### EXCERPTED DATA

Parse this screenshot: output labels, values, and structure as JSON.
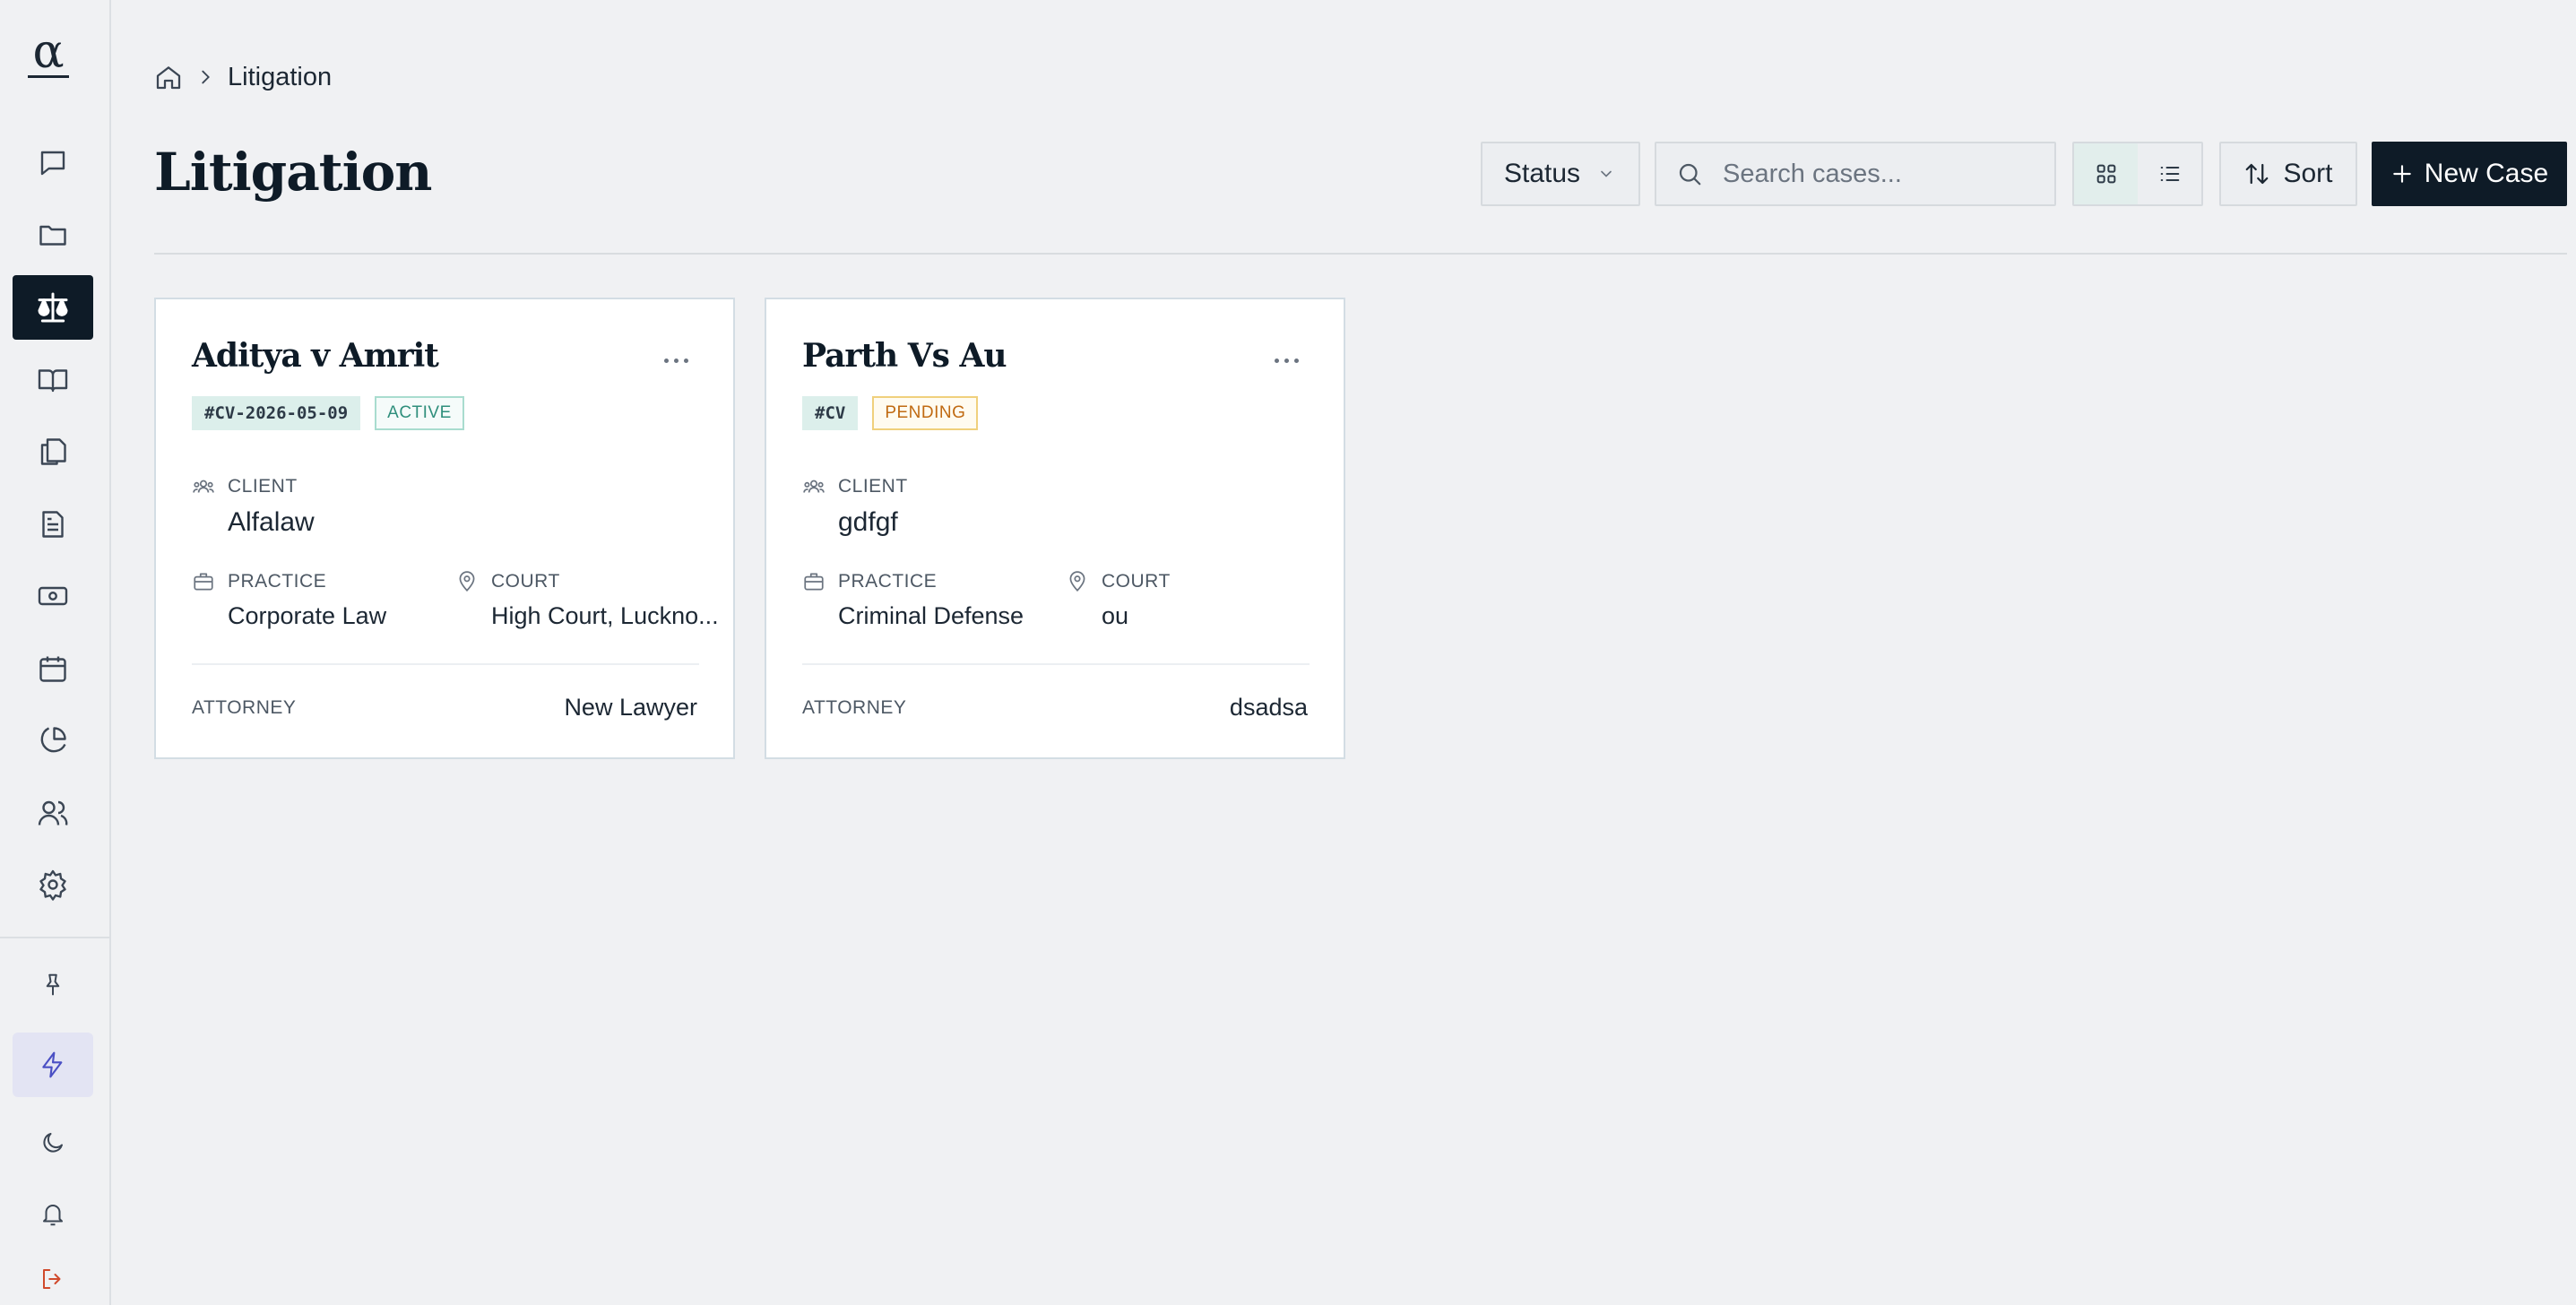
{
  "sidebar": {
    "logo": "α",
    "items": [
      {
        "icon": "message-icon",
        "name": "sidebar-item-messages"
      },
      {
        "icon": "folder-icon",
        "name": "sidebar-item-files"
      },
      {
        "icon": "scale-icon",
        "name": "sidebar-item-litigation",
        "active": true
      },
      {
        "icon": "book-icon",
        "name": "sidebar-item-library"
      },
      {
        "icon": "documents-icon",
        "name": "sidebar-item-documents"
      },
      {
        "icon": "file-text-icon",
        "name": "sidebar-item-drafts"
      },
      {
        "icon": "cash-icon",
        "name": "sidebar-item-billing"
      },
      {
        "icon": "calendar-icon",
        "name": "sidebar-item-calendar"
      },
      {
        "icon": "pie-chart-icon",
        "name": "sidebar-item-analytics"
      },
      {
        "icon": "users-icon",
        "name": "sidebar-item-team"
      },
      {
        "icon": "gear-icon",
        "name": "sidebar-item-settings"
      }
    ],
    "bottom_items": [
      {
        "icon": "pin-icon",
        "name": "pin-button"
      },
      {
        "icon": "lightning-icon",
        "name": "quick-actions-button"
      },
      {
        "icon": "moon-icon",
        "name": "theme-toggle-button"
      },
      {
        "icon": "bell-icon",
        "name": "notifications-button"
      },
      {
        "icon": "logout-icon",
        "name": "logout-button"
      }
    ]
  },
  "breadcrumb": {
    "current": "Litigation"
  },
  "page": {
    "title": "Litigation"
  },
  "toolbar": {
    "status_label": "Status",
    "search_placeholder": "Search cases...",
    "sort_label": "Sort",
    "new_case_label": "New Case",
    "view_mode": "grid"
  },
  "colors": {
    "primary": "#0e1b27",
    "background": "#f0f1f3",
    "active_badge": "#2f8f7c",
    "pending_badge": "#c06a12",
    "accent_soft": "#4a4fc4"
  },
  "cases": [
    {
      "title": "Aditya v Amrit",
      "case_id": "#CV-2026-05-09",
      "status": "ACTIVE",
      "client_label": "CLIENT",
      "client": "Alfalaw",
      "practice_label": "PRACTICE",
      "practice": "Corporate Law",
      "court_label": "COURT",
      "court": "High Court, Luckno...",
      "attorney_label": "ATTORNEY",
      "attorney": "New Lawyer"
    },
    {
      "title": "Parth Vs Au",
      "case_id": "#CV",
      "status": "PENDING",
      "client_label": "CLIENT",
      "client": "gdfgf",
      "practice_label": "PRACTICE",
      "practice": "Criminal Defense",
      "court_label": "COURT",
      "court": "ou",
      "attorney_label": "ATTORNEY",
      "attorney": "dsadsa"
    }
  ]
}
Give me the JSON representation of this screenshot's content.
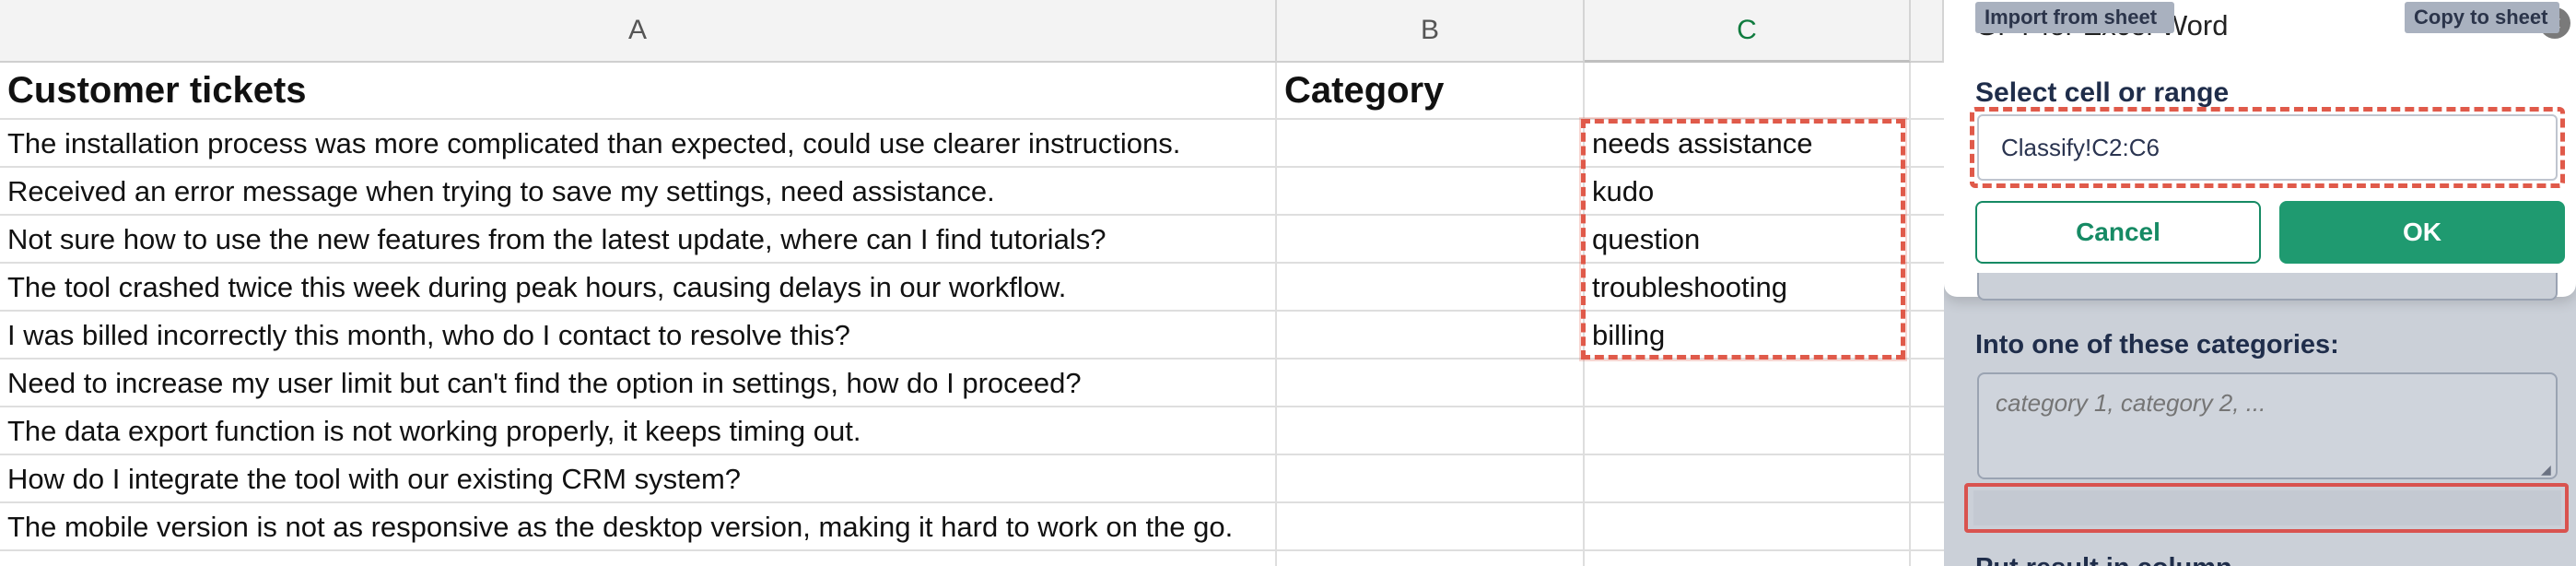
{
  "sheet": {
    "columns": [
      "A",
      "B",
      "C"
    ],
    "active_column": "C",
    "header_row": {
      "a": "Customer tickets",
      "b": "Category",
      "c": ""
    },
    "rows": [
      {
        "a": "The installation process was more complicated than expected, could use clearer instructions.",
        "c": "needs assistance"
      },
      {
        "a": "Received an error message when trying to save my settings, need assistance.",
        "c": "kudo"
      },
      {
        "a": "Not sure how to use the new features from the latest update, where can I find tutorials?",
        "c": "question"
      },
      {
        "a": "The tool crashed twice this week during peak hours, causing delays in our workflow.",
        "c": "troubleshooting"
      },
      {
        "a": "I was billed incorrectly this month, who do I contact to resolve this?",
        "c": "billing"
      },
      {
        "a": "Need to increase my user limit but can't find the option in settings, how do I proceed?",
        "c": ""
      },
      {
        "a": "The data export function is not working properly, it keeps timing out.",
        "c": ""
      },
      {
        "a": "How do I integrate the tool with our existing CRM system?",
        "c": ""
      },
      {
        "a": "The mobile version is not as responsive as the desktop version, making it hard to work on the go.",
        "c": ""
      }
    ]
  },
  "panel": {
    "title": "GPT for Excel Word",
    "close_icon": "close-icon",
    "range_label": "Select cell or range",
    "range_value": "Classify!C2:C6",
    "cancel_label": "Cancel",
    "ok_label": "OK",
    "categories_label": "Into one of these categories:",
    "categories_placeholder": "category 1, category 2, ...",
    "import_label": "Import from sheet",
    "copy_label": "Copy to sheet",
    "cut_label": "Put result in column"
  },
  "colors": {
    "highlight_red": "#e05a4a",
    "ok_green": "#1f9a70",
    "active_column_green": "#0f7b3e",
    "panel_bg": "#cbd0d8"
  }
}
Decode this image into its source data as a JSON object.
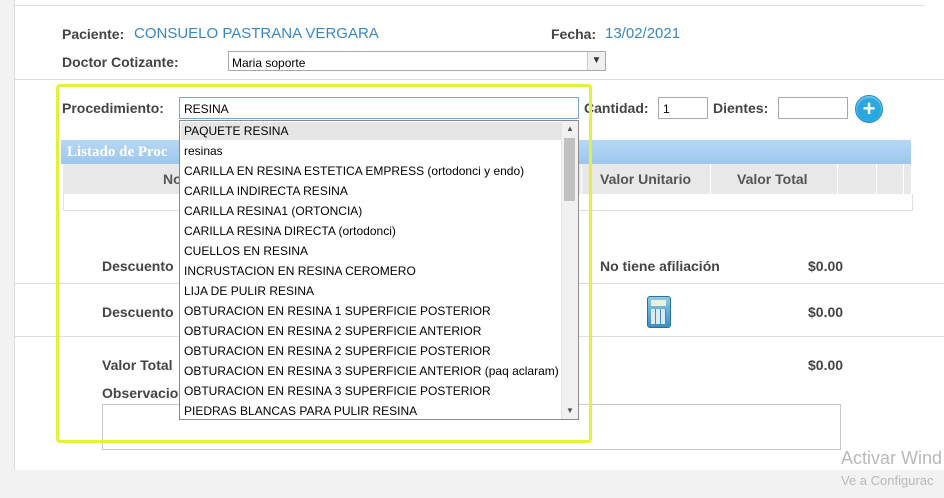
{
  "patient": {
    "label": "Paciente:",
    "name": "CONSUELO PASTRANA VERGARA"
  },
  "date": {
    "label": "Fecha:",
    "value": "13/02/2021"
  },
  "doctor": {
    "label": "Doctor Cotizante:",
    "selected": "Maria soporte"
  },
  "procedure": {
    "label": "Procedimiento:",
    "value": "RESINA",
    "options": [
      "PAQUETE RESINA",
      "resinas",
      "CARILLA EN RESINA ESTETICA EMPRESS (ortodonci y endo)",
      "CARILLA INDIRECTA RESINA",
      "CARILLA RESINA1 (ORTONCIA)",
      "CARILLA RESINA DIRECTA (ortodonci)",
      "CUELLOS EN RESINA",
      "INCRUSTACION EN RESINA CEROMERO",
      "LIJA DE PULIR RESINA",
      "OBTURACION EN RESINA 1 SUPERFICIE POSTERIOR",
      "OBTURACION EN RESINA 2 SUPERFICIE ANTERIOR",
      "OBTURACION EN RESINA 2 SUPERFICIE POSTERIOR",
      "OBTURACION EN RESINA 3 SUPERFICIE ANTERIOR (paq aclaram)",
      "OBTURACION EN RESINA 3 SUPERFICIE POSTERIOR",
      "PIEDRAS BLANCAS PARA PULIR RESINA"
    ]
  },
  "quantity": {
    "label": "Cantidad:",
    "value": "1"
  },
  "teeth": {
    "label": "Dientes:",
    "value": ""
  },
  "list": {
    "title": "Listado de Proc",
    "col_name": "No",
    "col_unit": "Valor Unitario",
    "col_total": "Valor Total"
  },
  "summary": {
    "discount1_label": "Descuento",
    "affiliation_text": "No tiene afiliación",
    "discount1_value": "$0.00",
    "discount2_label": "Descuento",
    "discount2_value": "$0.00",
    "total_label": "Valor Total",
    "total_value": "$0.00",
    "observations_label": "Observacio"
  },
  "watermark": {
    "line1": "Activar Wind",
    "line2": "Ve a Configurac"
  },
  "colors": {
    "accent": "#3a87c0",
    "highlight": "#e2f23a",
    "header": "#9cc6ee"
  }
}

######

● EXERCISE DIRECTIONS
Reproduce every entry word for word, but omit the pictures.

● SOLVED PROBLEM
Parse this screenshot: output labels, values, and structure as JSON.
{
  "sidebar": {
    "logo": "α",
    "items": [
      {
        "icon": "message-icon",
        "name": "sidebar-item-messages"
      },
      {
        "icon": "folder-icon",
        "name": "sidebar-item-files"
      },
      {
        "icon": "scale-icon",
        "name": "sidebar-item-litigation",
        "active": true
      },
      {
        "icon": "book-icon",
        "name": "sidebar-item-library"
      },
      {
        "icon": "documents-icon",
        "name": "sidebar-item-documents"
      },
      {
        "icon": "file-text-icon",
        "name": "sidebar-item-drafts"
      },
      {
        "icon": "cash-icon",
        "name": "sidebar-item-billing"
      },
      {
        "icon": "calendar-icon",
        "name": "sidebar-item-calendar"
      },
      {
        "icon": "pie-chart-icon",
        "name": "sidebar-item-analytics"
      },
      {
        "icon": "users-icon",
        "name": "sidebar-item-team"
      },
      {
        "icon": "gear-icon",
        "name": "sidebar-item-settings"
      }
    ],
    "bottom_items": [
      {
        "icon": "pin-icon",
        "name": "pin-button"
      },
      {
        "icon": "lightning-icon",
        "name": "quick-actions-button"
      },
      {
        "icon": "moon-icon",
        "name": "theme-toggle-button"
      },
      {
        "icon": "bell-icon",
        "name": "notifications-button"
      },
      {
        "icon": "logout-icon",
        "name": "logout-button"
      }
    ]
  },
  "breadcrumb": {
    "current": "Litigation"
  },
  "page": {
    "title": "Litigation"
  },
  "toolbar": {
    "status_label": "Status",
    "search_placeholder": "Search cases...",
    "sort_label": "Sort",
    "new_case_label": "New Case",
    "view_mode": "grid"
  },
  "colors": {
    "primary": "#0e1b27",
    "background": "#f0f1f3",
    "active_badge": "#2f8f7c",
    "pending_badge": "#c06a12",
    "accent_soft": "#4a4fc4"
  },
  "cases": [
    {
      "title": "Aditya v Amrit",
      "case_id": "#CV-2026-05-09",
      "status": "ACTIVE",
      "client_label": "CLIENT",
      "client": "Alfalaw",
      "practice_label": "PRACTICE",
      "practice": "Corporate Law",
      "court_label": "COURT",
      "court": "High Court, Luckno...",
      "attorney_label": "ATTORNEY",
      "attorney": "New Lawyer"
    },
    {
      "title": "Parth Vs Au",
      "case_id": "#CV",
      "status": "PENDING",
      "client_label": "CLIENT",
      "client": "gdfgf",
      "practice_label": "PRACTICE",
      "practice": "Criminal Defense",
      "court_label": "COURT",
      "court": "ou",
      "attorney_label": "ATTORNEY",
      "attorney": "dsadsa"
    }
  ]
}
Give me the JSON representation of this screenshot's content.
{
  "sheet": {
    "columns": [
      "A",
      "B",
      "C"
    ],
    "active_column": "C",
    "header_row": {
      "a": "Customer tickets",
      "b": "Category",
      "c": ""
    },
    "rows": [
      {
        "a": "The installation process was more complicated than expected, could use clearer instructions.",
        "c": "needs assistance"
      },
      {
        "a": "Received an error message when trying to save my settings, need assistance.",
        "c": "kudo"
      },
      {
        "a": "Not sure how to use the new features from the latest update, where can I find tutorials?",
        "c": "question"
      },
      {
        "a": "The tool crashed twice this week during peak hours, causing delays in our workflow.",
        "c": "troubleshooting"
      },
      {
        "a": "I was billed incorrectly this month, who do I contact to resolve this?",
        "c": "billing"
      },
      {
        "a": "Need to increase my user limit but can't find the option in settings, how do I proceed?",
        "c": ""
      },
      {
        "a": "The data export function is not working properly, it keeps timing out.",
        "c": ""
      },
      {
        "a": "How do I integrate the tool with our existing CRM system?",
        "c": ""
      },
      {
        "a": "The mobile version is not as responsive as the desktop version, making it hard to work on the go.",
        "c": ""
      }
    ]
  },
  "panel": {
    "title": "GPT for Excel Word",
    "close_icon": "close-icon",
    "range_label": "Select cell or range",
    "range_value": "Classify!C2:C6",
    "cancel_label": "Cancel",
    "ok_label": "OK",
    "categories_label": "Into one of these categories:",
    "categories_placeholder": "category 1, category 2, ...",
    "import_label": "Import from sheet",
    "copy_label": "Copy to sheet",
    "cut_label": "Put result in column"
  },
  "colors": {
    "highlight_red": "#e05a4a",
    "ok_green": "#1f9a70",
    "active_column_green": "#0f7b3e",
    "panel_bg": "#cbd0d8"
  }
}
Decode this image into its source data as a JSON object.
{
  "patient": {
    "label": "Paciente:",
    "name": "CONSUELO PASTRANA VERGARA"
  },
  "date": {
    "label": "Fecha:",
    "value": "13/02/2021"
  },
  "doctor": {
    "label": "Doctor Cotizante:",
    "selected": "Maria soporte"
  },
  "procedure": {
    "label": "Procedimiento:",
    "value": "RESINA",
    "options": [
      "PAQUETE RESINA",
      "resinas",
      "CARILLA EN RESINA ESTETICA EMPRESS (ortodonci y endo)",
      "CARILLA INDIRECTA RESINA",
      "CARILLA RESINA1 (ORTONCIA)",
      "CARILLA RESINA DIRECTA (ortodonci)",
      "CUELLOS EN RESINA",
      "INCRUSTACION EN RESINA CEROMERO",
      "LIJA DE PULIR RESINA",
      "OBTURACION EN RESINA 1 SUPERFICIE POSTERIOR",
      "OBTURACION EN RESINA 2 SUPERFICIE ANTERIOR",
      "OBTURACION EN RESINA 2 SUPERFICIE POSTERIOR",
      "OBTURACION EN RESINA 3 SUPERFICIE ANTERIOR (paq aclaram)",
      "OBTURACION EN RESINA 3 SUPERFICIE POSTERIOR",
      "PIEDRAS BLANCAS PARA PULIR RESINA"
    ]
  },
  "quantity": {
    "label": "Cantidad:",
    "value": "1"
  },
  "teeth": {
    "label": "Dientes:",
    "value": ""
  },
  "list": {
    "title": "Listado de Proc",
    "col_name": "No",
    "col_unit": "Valor Unitario",
    "col_total": "Valor Total"
  },
  "summary": {
    "discount1_label": "Descuento",
    "affiliation_text": "No tiene afiliación",
    "discount1_value": "$0.00",
    "discount2_label": "Descuento",
    "discount2_value": "$0.00",
    "total_label": "Valor Total",
    "total_value": "$0.00",
    "observations_label": "Observacio"
  },
  "watermark": {
    "line1": "Activar Wind",
    "line2": "Ve a Configurac"
  },
  "colors": {
    "accent": "#3a87c0",
    "highlight": "#e2f23a",
    "header": "#9cc6ee"
  }
}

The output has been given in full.